:: Source records ::

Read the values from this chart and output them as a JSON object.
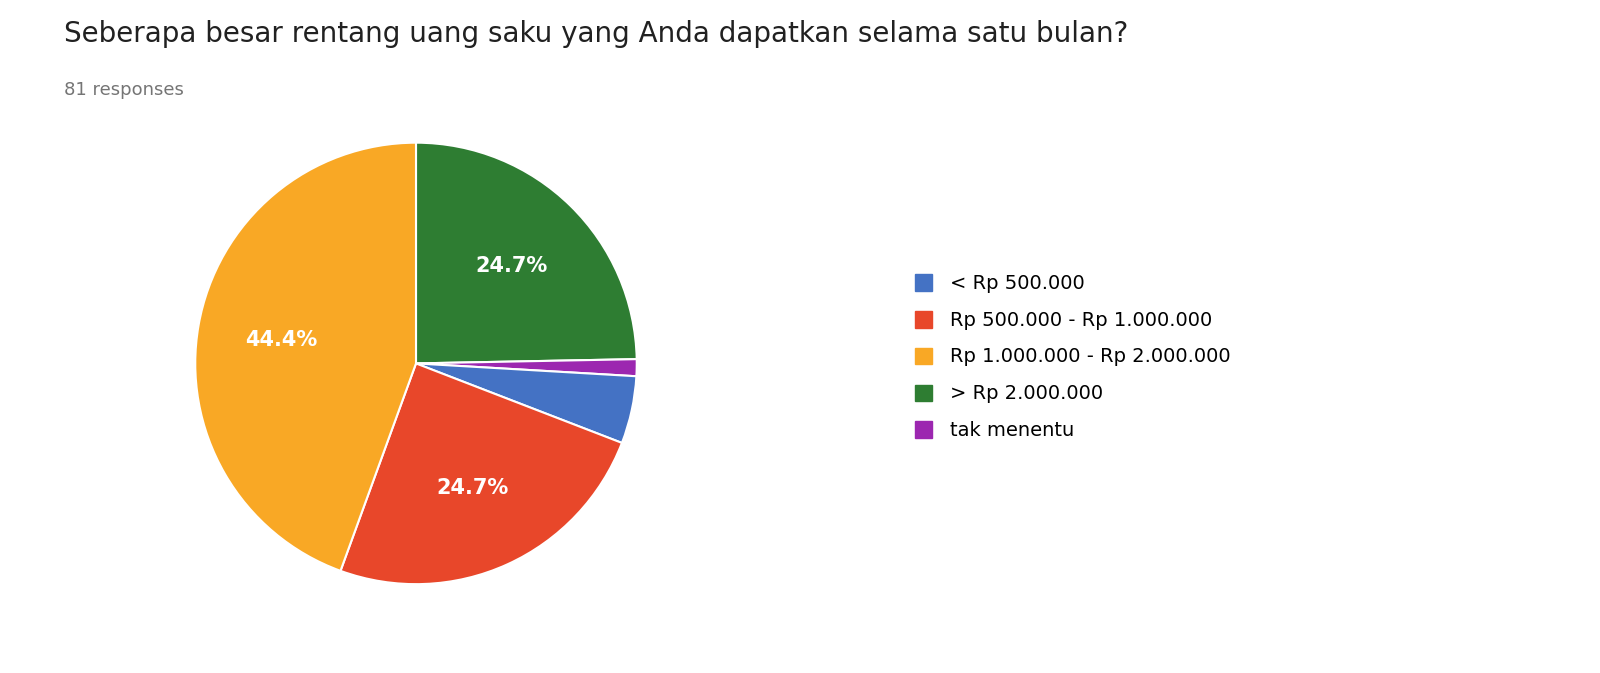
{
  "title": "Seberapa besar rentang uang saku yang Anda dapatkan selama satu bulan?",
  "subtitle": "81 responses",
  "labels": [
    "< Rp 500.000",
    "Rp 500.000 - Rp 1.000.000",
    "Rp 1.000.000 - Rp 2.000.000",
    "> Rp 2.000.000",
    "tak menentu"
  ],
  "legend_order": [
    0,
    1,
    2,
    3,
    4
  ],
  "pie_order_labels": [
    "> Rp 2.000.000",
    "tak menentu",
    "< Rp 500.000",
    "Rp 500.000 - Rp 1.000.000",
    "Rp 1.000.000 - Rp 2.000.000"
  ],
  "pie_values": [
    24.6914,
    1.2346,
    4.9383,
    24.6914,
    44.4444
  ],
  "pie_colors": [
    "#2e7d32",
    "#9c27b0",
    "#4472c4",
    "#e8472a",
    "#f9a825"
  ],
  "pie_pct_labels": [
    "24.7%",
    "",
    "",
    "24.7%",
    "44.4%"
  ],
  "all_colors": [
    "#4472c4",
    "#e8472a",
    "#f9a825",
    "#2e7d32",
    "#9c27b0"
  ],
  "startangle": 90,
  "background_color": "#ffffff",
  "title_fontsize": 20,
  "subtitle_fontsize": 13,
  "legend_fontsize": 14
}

:::

Reproduce the full listing faithfully, but do not carry over any pictures.

* _Complete output_:
Read the values from this chart and output them as a JSON object.
{
  "title": "Seberapa besar rentang uang saku yang Anda dapatkan selama satu bulan?",
  "subtitle": "81 responses",
  "labels": [
    "< Rp 500.000",
    "Rp 500.000 - Rp 1.000.000",
    "Rp 1.000.000 - Rp 2.000.000",
    "> Rp 2.000.000",
    "tak menentu"
  ],
  "legend_order": [
    0,
    1,
    2,
    3,
    4
  ],
  "pie_order_labels": [
    "> Rp 2.000.000",
    "tak menentu",
    "< Rp 500.000",
    "Rp 500.000 - Rp 1.000.000",
    "Rp 1.000.000 - Rp 2.000.000"
  ],
  "pie_values": [
    24.6914,
    1.2346,
    4.9383,
    24.6914,
    44.4444
  ],
  "pie_colors": [
    "#2e7d32",
    "#9c27b0",
    "#4472c4",
    "#e8472a",
    "#f9a825"
  ],
  "pie_pct_labels": [
    "24.7%",
    "",
    "",
    "24.7%",
    "44.4%"
  ],
  "all_colors": [
    "#4472c4",
    "#e8472a",
    "#f9a825",
    "#2e7d32",
    "#9c27b0"
  ],
  "startangle": 90,
  "background_color": "#ffffff",
  "title_fontsize": 20,
  "subtitle_fontsize": 13,
  "legend_fontsize": 14
}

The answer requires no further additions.